Short problem:
Extract all lines in the data that contain the word "entries".
___ Input data
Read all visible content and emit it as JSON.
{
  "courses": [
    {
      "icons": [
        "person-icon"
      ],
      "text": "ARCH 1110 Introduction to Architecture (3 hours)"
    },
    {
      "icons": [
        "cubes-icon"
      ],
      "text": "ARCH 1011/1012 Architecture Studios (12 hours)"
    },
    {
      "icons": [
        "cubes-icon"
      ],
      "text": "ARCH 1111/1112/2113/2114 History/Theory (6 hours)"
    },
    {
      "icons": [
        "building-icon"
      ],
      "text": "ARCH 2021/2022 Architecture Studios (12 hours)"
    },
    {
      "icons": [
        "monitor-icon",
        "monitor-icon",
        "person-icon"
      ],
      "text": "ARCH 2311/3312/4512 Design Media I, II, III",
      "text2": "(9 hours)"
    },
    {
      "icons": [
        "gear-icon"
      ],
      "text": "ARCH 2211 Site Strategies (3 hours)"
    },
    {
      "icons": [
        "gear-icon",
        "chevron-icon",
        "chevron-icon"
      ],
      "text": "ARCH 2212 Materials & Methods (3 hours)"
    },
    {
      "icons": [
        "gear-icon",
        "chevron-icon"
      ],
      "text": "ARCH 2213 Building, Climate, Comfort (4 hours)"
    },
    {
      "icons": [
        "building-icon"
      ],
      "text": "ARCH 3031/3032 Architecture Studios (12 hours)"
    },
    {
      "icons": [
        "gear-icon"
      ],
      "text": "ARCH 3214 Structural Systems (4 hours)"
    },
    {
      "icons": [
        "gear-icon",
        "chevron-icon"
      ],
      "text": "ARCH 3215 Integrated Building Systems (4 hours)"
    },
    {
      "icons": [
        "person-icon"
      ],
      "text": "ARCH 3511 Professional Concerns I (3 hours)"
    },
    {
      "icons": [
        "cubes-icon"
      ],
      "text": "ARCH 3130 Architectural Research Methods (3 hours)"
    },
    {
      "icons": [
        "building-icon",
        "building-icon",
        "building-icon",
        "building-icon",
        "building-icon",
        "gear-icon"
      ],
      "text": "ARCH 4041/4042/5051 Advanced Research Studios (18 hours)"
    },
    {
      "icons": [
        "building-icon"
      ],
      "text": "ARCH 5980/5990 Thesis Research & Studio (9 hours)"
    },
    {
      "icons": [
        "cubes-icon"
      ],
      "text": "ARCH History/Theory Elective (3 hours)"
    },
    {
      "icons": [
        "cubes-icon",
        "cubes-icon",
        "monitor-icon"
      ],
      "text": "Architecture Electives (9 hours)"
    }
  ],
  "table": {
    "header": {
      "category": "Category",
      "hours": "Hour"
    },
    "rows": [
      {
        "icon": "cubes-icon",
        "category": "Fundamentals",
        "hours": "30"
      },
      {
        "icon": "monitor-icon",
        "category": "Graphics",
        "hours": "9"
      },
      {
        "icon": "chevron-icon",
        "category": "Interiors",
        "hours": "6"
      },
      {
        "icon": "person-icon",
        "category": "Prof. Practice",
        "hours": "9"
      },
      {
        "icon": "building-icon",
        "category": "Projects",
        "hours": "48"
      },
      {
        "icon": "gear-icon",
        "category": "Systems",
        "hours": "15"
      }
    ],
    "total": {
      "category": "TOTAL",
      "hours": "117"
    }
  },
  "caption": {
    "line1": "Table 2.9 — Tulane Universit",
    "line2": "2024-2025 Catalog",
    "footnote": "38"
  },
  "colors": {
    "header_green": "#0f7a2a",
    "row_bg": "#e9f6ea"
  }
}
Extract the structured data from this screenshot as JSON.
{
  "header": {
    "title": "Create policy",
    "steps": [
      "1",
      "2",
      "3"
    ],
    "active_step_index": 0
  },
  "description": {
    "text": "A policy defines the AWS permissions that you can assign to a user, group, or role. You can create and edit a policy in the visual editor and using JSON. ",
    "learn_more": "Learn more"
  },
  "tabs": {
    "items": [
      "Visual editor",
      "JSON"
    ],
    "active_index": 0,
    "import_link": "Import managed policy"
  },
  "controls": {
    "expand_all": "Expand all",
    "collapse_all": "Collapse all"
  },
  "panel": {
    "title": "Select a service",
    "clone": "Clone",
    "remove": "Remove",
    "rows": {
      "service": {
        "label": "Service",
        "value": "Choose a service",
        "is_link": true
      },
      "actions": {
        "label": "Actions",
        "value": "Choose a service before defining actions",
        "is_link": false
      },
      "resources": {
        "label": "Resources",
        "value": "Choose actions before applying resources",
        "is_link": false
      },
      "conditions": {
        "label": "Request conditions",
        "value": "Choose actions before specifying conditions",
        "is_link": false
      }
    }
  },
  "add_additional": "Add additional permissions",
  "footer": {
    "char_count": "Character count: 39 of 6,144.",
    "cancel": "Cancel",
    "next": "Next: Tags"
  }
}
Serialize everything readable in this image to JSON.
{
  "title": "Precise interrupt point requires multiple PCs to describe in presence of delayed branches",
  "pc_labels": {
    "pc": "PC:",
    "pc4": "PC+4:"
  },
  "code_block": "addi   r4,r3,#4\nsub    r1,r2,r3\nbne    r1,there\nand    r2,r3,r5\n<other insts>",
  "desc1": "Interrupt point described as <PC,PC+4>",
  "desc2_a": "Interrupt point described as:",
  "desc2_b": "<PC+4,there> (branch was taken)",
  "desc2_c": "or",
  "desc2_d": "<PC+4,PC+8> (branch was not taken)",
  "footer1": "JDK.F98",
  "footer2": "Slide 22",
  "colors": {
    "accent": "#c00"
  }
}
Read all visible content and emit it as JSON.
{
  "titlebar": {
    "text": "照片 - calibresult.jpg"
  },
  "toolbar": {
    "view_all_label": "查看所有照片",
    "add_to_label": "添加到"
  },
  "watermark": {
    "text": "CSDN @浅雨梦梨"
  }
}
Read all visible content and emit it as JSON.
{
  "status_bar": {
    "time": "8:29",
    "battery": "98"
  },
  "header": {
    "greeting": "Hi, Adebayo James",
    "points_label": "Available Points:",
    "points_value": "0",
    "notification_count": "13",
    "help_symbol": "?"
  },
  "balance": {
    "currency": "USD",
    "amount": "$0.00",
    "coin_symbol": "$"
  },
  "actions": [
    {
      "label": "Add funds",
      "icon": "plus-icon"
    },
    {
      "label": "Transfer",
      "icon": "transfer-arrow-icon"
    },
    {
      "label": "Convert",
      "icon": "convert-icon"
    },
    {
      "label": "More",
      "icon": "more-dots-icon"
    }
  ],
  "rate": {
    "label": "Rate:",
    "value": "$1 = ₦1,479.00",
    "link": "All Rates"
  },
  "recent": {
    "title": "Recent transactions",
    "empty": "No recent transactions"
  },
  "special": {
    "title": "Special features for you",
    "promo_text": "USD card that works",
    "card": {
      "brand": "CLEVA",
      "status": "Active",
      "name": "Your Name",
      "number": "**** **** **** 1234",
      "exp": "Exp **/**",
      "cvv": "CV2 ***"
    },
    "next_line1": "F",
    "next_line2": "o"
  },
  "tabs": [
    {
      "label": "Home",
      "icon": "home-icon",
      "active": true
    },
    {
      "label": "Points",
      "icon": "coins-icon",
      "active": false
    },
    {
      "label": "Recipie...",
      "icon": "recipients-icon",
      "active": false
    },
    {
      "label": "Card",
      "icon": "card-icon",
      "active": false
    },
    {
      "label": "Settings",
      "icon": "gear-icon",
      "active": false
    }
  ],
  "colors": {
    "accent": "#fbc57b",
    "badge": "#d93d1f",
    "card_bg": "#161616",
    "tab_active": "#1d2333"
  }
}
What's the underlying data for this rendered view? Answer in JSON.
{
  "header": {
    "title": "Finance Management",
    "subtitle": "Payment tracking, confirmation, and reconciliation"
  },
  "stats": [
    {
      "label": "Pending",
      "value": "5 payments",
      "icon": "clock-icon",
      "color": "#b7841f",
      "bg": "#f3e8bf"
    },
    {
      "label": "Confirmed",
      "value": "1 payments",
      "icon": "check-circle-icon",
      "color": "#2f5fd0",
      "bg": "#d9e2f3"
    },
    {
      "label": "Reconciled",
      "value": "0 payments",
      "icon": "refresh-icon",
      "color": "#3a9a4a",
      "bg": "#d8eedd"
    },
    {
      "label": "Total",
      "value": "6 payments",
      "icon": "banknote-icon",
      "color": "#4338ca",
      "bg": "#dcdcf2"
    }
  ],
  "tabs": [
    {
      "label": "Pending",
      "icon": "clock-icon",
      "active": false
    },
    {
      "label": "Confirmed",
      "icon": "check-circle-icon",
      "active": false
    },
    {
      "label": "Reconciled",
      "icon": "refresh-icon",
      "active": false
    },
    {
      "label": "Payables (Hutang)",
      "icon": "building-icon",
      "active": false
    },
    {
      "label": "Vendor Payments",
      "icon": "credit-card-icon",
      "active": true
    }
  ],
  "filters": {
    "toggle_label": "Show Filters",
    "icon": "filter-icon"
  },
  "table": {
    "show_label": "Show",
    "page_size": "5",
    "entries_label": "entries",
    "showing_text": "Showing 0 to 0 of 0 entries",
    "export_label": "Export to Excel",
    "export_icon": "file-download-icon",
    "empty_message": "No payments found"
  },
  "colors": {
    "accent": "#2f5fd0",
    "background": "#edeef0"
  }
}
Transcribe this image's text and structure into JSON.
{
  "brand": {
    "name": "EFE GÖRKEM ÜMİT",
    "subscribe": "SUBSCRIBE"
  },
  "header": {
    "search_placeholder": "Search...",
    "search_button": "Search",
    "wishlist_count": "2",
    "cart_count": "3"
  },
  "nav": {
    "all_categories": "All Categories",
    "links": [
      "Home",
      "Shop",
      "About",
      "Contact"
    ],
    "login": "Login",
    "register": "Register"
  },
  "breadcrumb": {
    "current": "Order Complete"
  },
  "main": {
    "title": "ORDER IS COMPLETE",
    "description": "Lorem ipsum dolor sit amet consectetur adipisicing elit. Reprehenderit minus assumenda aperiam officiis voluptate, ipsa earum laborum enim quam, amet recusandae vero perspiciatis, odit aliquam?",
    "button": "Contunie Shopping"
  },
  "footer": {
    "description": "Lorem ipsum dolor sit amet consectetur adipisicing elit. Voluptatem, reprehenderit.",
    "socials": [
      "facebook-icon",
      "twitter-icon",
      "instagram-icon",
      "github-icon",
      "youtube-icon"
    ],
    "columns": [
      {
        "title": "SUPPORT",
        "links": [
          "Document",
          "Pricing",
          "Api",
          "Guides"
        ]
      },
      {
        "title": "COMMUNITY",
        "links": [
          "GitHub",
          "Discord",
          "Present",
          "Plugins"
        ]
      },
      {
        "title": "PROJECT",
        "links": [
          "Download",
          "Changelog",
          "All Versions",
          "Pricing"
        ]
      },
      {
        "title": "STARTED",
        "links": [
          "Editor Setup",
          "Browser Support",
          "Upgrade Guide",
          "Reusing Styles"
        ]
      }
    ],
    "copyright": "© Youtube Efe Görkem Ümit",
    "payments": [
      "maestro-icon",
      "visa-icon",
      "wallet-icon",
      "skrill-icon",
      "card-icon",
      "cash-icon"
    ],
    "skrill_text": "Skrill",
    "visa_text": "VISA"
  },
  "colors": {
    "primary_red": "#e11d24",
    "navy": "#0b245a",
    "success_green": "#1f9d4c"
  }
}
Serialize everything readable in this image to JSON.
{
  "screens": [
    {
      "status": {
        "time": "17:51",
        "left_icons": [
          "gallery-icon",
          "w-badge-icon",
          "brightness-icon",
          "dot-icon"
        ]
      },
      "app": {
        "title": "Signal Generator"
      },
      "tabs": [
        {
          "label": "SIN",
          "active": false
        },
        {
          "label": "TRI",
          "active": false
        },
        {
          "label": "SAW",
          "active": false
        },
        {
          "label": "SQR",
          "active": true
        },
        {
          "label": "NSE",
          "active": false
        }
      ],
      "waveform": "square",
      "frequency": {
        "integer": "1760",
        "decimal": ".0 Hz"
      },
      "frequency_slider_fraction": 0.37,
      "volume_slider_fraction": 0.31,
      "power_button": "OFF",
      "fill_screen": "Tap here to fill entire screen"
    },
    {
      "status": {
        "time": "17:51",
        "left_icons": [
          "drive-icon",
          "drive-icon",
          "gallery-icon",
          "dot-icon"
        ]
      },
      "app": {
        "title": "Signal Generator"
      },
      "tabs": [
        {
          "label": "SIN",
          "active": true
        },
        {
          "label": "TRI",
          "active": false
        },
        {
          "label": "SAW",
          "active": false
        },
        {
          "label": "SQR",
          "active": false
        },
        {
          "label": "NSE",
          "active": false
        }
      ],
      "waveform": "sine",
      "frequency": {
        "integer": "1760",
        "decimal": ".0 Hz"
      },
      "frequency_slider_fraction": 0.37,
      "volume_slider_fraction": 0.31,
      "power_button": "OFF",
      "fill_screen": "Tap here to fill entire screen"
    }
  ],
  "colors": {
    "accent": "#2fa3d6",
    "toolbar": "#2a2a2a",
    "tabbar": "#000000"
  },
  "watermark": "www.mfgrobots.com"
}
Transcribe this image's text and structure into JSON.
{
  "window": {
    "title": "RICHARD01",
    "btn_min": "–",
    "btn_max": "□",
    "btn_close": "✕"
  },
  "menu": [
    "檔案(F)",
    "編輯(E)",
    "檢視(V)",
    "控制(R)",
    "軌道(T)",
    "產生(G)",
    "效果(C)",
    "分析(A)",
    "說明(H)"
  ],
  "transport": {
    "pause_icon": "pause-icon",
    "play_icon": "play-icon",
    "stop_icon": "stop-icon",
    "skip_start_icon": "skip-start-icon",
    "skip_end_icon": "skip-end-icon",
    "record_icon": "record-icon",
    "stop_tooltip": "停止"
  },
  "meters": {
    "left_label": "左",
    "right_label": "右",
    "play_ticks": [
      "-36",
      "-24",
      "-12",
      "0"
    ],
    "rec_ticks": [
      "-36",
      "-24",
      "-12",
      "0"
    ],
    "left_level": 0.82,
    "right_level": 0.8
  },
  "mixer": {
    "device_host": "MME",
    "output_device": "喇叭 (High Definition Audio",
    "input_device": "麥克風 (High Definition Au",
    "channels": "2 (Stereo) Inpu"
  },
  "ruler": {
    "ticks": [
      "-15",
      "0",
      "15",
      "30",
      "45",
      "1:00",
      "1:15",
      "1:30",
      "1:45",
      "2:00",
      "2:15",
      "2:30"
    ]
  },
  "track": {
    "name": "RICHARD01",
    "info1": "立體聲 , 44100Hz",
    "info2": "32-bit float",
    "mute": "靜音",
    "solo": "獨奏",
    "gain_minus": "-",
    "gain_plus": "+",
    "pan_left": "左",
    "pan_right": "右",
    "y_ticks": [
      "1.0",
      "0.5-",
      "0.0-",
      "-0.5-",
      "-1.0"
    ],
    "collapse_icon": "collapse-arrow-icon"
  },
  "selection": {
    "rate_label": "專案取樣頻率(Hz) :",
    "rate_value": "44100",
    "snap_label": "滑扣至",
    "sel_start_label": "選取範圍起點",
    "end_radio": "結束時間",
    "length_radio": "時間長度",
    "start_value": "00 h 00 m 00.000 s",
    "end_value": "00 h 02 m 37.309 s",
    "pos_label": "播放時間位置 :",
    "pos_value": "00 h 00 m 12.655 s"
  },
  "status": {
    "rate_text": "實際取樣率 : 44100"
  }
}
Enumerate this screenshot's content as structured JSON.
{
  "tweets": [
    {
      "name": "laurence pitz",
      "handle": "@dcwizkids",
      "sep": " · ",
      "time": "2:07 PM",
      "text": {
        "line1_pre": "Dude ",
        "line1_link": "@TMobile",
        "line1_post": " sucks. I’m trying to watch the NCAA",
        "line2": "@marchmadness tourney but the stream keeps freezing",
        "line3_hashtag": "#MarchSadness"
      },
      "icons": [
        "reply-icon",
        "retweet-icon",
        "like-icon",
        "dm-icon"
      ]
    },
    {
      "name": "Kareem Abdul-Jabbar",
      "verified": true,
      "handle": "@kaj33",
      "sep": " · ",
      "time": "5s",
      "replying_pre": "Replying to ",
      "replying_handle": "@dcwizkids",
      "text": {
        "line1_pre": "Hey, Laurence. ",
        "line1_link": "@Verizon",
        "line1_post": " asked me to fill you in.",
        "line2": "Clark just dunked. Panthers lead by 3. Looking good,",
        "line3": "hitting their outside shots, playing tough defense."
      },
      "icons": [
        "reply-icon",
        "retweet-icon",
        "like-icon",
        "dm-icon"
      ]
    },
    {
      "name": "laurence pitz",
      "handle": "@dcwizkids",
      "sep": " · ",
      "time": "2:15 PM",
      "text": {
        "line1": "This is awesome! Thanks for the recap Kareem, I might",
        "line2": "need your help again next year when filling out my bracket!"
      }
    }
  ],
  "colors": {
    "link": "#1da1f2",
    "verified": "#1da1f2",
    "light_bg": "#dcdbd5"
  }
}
______
Answer for this exercise:
    "entries_label": "entries",
    "showing_text": "Showing 0 to 0 of 0 entries",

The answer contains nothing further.